**Exercise**.
Copy out each line that mentions the word "rate".
---------- Provided data ----------
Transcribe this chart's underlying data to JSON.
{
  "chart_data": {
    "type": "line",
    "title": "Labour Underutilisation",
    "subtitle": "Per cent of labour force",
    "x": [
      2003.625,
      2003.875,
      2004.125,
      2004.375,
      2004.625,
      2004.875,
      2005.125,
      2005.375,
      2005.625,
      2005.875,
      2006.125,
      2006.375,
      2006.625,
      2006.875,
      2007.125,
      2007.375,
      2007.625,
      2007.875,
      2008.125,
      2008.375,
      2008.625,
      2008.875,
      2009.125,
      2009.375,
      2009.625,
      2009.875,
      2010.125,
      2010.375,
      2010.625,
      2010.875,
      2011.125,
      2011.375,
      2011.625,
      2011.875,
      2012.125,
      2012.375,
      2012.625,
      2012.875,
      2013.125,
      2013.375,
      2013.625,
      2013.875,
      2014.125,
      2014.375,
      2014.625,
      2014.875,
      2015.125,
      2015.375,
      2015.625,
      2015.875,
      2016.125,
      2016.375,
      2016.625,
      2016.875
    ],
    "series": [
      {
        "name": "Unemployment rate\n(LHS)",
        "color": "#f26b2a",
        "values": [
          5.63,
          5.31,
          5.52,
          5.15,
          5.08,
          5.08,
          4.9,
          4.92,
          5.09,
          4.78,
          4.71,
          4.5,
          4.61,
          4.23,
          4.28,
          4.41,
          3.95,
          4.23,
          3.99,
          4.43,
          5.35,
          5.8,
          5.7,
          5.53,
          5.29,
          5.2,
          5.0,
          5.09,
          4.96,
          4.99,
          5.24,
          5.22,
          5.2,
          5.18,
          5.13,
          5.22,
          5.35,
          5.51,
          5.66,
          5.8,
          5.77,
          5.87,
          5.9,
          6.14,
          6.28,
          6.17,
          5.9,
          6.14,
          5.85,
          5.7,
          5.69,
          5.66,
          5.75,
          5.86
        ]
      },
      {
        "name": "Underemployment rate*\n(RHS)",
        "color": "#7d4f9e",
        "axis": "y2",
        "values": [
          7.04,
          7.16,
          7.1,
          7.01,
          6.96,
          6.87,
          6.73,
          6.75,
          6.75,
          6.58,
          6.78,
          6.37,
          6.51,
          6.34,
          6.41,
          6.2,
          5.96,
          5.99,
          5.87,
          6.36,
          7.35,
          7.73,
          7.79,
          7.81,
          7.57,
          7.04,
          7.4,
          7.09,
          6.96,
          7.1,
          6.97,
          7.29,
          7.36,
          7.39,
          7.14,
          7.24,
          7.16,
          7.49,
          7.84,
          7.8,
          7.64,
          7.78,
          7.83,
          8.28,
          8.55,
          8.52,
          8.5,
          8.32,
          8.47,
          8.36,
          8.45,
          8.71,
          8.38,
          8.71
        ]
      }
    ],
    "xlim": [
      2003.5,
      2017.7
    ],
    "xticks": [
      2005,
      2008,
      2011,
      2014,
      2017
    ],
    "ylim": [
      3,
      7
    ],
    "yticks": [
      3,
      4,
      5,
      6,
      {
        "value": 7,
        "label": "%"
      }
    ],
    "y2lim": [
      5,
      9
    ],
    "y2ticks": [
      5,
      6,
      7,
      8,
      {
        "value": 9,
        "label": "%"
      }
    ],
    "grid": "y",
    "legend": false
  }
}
----------
**Written reply**.
        "name": "Unemployment rate\n(LHS)",
        "name": "Underemployment rate*\n(RHS)",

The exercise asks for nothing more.